----- Material shown -----

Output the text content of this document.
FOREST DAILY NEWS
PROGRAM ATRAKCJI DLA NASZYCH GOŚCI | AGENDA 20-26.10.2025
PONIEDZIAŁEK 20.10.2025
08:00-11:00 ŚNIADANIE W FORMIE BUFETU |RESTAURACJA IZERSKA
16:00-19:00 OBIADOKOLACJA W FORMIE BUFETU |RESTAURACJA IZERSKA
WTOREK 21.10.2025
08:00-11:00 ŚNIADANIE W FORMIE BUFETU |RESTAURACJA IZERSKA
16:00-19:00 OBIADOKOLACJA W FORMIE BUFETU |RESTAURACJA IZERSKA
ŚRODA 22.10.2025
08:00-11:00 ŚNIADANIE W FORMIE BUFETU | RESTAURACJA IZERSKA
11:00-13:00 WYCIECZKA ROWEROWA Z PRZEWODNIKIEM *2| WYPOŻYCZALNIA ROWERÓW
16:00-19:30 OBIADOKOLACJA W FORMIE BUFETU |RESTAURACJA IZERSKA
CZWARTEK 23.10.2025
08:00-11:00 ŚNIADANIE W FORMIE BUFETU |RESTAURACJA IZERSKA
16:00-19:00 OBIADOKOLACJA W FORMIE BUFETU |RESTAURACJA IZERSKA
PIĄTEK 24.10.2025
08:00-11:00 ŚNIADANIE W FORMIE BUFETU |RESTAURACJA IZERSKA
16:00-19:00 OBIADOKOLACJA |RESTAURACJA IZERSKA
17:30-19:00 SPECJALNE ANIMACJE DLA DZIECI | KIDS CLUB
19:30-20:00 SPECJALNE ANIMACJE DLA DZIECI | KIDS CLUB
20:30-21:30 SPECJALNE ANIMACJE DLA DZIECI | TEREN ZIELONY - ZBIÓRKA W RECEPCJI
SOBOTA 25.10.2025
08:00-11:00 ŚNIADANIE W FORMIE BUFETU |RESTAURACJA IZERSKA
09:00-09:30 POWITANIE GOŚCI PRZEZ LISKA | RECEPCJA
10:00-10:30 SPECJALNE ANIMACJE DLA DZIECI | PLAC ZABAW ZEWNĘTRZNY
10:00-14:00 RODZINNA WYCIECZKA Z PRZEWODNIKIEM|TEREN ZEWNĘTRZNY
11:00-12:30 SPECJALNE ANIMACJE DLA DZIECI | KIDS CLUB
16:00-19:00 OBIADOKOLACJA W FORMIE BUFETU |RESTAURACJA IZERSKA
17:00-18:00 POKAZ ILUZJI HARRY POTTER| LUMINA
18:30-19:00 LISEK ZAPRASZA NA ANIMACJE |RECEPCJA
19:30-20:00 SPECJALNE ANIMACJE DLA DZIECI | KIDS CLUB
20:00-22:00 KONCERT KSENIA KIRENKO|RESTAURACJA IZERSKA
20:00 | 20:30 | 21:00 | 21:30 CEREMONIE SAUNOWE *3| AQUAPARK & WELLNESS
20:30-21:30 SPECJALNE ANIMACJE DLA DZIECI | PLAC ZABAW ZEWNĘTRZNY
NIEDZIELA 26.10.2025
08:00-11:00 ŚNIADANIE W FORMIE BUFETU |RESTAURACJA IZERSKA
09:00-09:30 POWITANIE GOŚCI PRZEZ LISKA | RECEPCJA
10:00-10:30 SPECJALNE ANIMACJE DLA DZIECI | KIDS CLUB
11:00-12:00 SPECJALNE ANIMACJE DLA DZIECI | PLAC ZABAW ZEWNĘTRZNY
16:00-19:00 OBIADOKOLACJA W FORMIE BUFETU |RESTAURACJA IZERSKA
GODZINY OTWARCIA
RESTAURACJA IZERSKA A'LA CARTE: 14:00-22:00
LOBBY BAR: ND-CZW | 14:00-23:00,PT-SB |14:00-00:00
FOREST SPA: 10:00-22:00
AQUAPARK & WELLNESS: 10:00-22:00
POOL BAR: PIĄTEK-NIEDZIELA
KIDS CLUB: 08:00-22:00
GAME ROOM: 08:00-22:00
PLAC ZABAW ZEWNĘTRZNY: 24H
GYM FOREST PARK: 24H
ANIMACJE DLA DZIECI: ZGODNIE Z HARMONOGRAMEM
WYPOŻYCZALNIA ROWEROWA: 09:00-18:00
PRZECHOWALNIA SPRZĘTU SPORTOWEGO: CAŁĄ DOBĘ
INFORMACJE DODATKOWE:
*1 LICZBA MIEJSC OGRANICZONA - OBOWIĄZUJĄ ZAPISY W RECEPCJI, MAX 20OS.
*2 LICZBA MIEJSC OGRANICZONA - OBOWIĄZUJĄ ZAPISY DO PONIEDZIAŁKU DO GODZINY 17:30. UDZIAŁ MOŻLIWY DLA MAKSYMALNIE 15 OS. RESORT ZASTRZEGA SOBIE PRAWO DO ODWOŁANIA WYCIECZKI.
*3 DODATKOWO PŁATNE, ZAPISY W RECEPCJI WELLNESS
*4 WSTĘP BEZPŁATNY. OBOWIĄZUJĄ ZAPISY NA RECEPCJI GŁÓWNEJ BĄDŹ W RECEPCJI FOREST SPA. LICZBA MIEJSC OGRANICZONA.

-----

Your goal
Exact output of every entry is required.

Result for this exercise
Output the text content of this document.
FOREST DAILY NEWS
PROGRAM ATRAKCJI DLA NASZYCH GOŚCI | AGENDA 20-26.10.2025
PONIEDZIAŁEK 20.10.2025
08:00-11:00 ŚNIADANIE W FORMIE BUFETU |RESTAURACJA IZERSKA
16:00-19:00 OBIADOKOLACJA W FORMIE BUFETU |RESTAURACJA IZERSKA
WTOREK 21.10.2025
08:00-11:00 ŚNIADANIE W FORMIE BUFETU |RESTAURACJA IZERSKA
16:00-19:00 OBIADOKOLACJA W FORMIE BUFETU |RESTAURACJA IZERSKA
ŚRODA 22.10.2025
08:00-11:00 ŚNIADANIE W FORMIE BUFETU | RESTAURACJA IZERSKA
11:00-13:00 WYCIECZKA ROWEROWA Z PRZEWODNIKIEM *2| WYPOŻYCZALNIA ROWERÓW
16:00-19:30 OBIADOKOLACJA W FORMIE BUFETU |RESTAURACJA IZERSKA
CZWARTEK 23.10.2025
08:00-11:00 ŚNIADANIE W FORMIE BUFETU |RESTAURACJA IZERSKA
16:00-19:00 OBIADOKOLACJA W FORMIE BUFETU |RESTAURACJA IZERSKA
PIĄTEK 24.10.2025
08:00-11:00 ŚNIADANIE W FORMIE BUFETU |RESTAURACJA IZERSKA
16:00-19:00 OBIADOKOLACJA |RESTAURACJA IZERSKA
17:30-19:00 SPECJALNE ANIMACJE DLA DZIECI | KIDS CLUB
19:30-20:00 SPECJALNE ANIMACJE DLA DZIECI | KIDS CLUB
20:30-21:30 SPECJALNE ANIMACJE DLA DZIECI | TEREN ZIELONY - ZBIÓRKA W RECEPCJI
SOBOTA 25.10.2025
08:00-11:00 ŚNIADANIE W FORMIE BUFETU |RESTAURACJA IZERSKA
09:00-09:30 POWITANIE GOŚCI PRZEZ LISKA | RECEPCJA
10:00-10:30 SPECJALNE ANIMACJE DLA DZIECI | PLAC ZABAW ZEWNĘTRZNY
10:00-14:00 RODZINNA WYCIECZKA Z PRZEWODNIKIEM|TEREN ZEWNĘTRZNY
11:00-12:30 SPECJALNE ANIMACJE DLA DZIECI | KIDS CLUB
16:00-19:00 OBIADOKOLACJA W FORMIE BUFETU |RESTAURACJA IZERSKA
17:00-18:00 POKAZ ILUZJI HARRY POTTER| LUMINA
18:30-19:00 LISEK ZAPRASZA NA ANIMACJE |RECEPCJA
19:30-20:00 SPECJALNE ANIMACJE DLA DZIECI | KIDS CLUB
20:00-22:00 KONCERT KSENIA KIRENKO|RESTAURACJA IZERSKA
20:00 | 20:30 | 21:00 | 21:30 CEREMONIE SAUNOWE *3| AQUAPARK & WELLNESS
20:30-21:30 SPECJALNE ANIMACJE DLA DZIECI | PLAC ZABAW ZEWNĘTRZNY
NIEDZIELA 26.10.2025
08:00-11:00 ŚNIADANIE W FORMIE BUFETU |RESTAURACJA IZERSKA
09:00-09:30 POWITANIE GOŚCI PRZEZ LISKA | RECEPCJA
10:00-10:30 SPECJALNE ANIMACJE DLA DZIECI | KIDS CLUB
11:00-12:00 SPECJALNE ANIMACJE DLA DZIECI | PLAC ZABAW ZEWNĘTRZNY
16:00-19:00 OBIADOKOLACJA W FORMIE BUFETU |RESTAURACJA IZERSKA
GODZINY OTWARCIA
RESTAURACJA IZERSKA A'LA CARTE: 14:00-22:00
LOBBY BAR: ND-CZW | 14:00-23:00,PT-SB |14:00-00:00
FOREST SPA: 10:00-22:00
AQUAPARK & WELLNESS: 10:00-22:00
POOL BAR: PIĄTEK-NIEDZIELA
KIDS CLUB: 08:00-22:00
GAME ROOM: 08:00-22:00
PLAC ZABAW ZEWNĘTRZNY: 24H
GYM FOREST PARK: 24H
ANIMACJE DLA DZIECI: ZGODNIE Z HARMONOGRAMEM
WYPOŻYCZALNIA ROWEROWA: 09:00-18:00
PRZECHOWALNIA SPRZĘTU SPORTOWEGO: CAŁĄ DOBĘ
INFORMACJE DODATKOWE:
*1 LICZBA MIEJSC OGRANICZONA - OBOWIĄZUJĄ ZAPISY W RECEPCJI, MAX 20OS.
*2 LICZBA MIEJSC OGRANICZONA - OBOWIĄZUJĄ ZAPISY DO PONIEDZIAŁKU DO GODZINY 17:30. UDZIAŁ MOŻLIWY DLA MAKSYMALNIE 15 OS. RESORT ZASTRZEGA SOBIE PRAWO DO ODWOŁANIA WYCIECZKI.
*3 DODATKOWO PŁATNE, ZAPISY W RECEPCJI WELLNESS
*4 WSTĘP BEZPŁATNY. OBOWIĄZUJĄ ZAPISY NA RECEPCJI GŁÓWNEJ BĄDŹ W RECEPCJI FOREST SPA. LICZBA MIEJSC OGRANICZONA.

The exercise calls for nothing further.